[BRIEF]: Copy every line of the listing that holds the string "text".
=== GIVEN DATA ===
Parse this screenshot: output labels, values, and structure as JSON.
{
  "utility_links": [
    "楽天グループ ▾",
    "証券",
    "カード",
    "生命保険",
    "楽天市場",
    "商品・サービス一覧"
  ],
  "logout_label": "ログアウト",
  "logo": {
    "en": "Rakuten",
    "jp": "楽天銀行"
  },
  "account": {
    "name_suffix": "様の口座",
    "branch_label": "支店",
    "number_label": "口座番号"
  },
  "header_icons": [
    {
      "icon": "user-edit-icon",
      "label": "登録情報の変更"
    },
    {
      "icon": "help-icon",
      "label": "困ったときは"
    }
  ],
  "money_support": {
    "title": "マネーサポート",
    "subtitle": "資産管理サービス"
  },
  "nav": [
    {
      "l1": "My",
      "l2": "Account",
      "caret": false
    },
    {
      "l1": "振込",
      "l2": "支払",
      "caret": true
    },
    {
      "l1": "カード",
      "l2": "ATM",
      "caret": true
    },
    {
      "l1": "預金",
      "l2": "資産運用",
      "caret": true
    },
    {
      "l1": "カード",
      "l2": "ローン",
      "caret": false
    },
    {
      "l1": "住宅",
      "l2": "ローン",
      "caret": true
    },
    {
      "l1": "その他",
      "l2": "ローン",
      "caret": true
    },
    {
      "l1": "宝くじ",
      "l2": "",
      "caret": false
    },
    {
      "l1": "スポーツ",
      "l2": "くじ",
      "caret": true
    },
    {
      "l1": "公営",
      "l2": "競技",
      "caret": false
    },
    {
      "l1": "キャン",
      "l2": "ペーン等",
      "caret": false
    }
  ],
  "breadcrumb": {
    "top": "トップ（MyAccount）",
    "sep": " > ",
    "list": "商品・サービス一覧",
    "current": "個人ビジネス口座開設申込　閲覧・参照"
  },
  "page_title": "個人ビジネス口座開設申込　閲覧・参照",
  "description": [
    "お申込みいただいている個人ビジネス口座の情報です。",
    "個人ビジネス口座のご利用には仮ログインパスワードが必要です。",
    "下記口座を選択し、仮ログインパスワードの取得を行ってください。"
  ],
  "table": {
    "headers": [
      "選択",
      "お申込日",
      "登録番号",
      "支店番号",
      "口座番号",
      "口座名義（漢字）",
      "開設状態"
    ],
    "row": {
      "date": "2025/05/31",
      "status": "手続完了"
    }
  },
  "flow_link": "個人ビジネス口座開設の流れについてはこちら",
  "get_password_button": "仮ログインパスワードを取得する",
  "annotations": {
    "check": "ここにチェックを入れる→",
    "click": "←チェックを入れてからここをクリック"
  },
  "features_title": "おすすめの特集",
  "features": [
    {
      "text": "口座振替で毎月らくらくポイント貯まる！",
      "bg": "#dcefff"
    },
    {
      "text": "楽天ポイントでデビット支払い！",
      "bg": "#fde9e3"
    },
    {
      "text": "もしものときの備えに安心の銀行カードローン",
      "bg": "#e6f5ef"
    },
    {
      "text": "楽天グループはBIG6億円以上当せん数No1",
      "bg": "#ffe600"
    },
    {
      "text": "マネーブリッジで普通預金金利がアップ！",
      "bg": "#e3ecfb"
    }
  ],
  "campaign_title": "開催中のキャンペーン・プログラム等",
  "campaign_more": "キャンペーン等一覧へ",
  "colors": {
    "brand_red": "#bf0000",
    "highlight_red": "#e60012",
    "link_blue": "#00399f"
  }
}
===
[SOLUTION]:
      "text": "口座振替で毎月らくらくポイント貯まる！",
      "text": "楽天ポイントでデビット支払い！",
      "text": "もしものときの備えに安心の銀行カードローン",
      "text": "楽天グループはBIG6億円以上当せん数No1",
      "text": "マネーブリッジで普通預金金利がアップ！",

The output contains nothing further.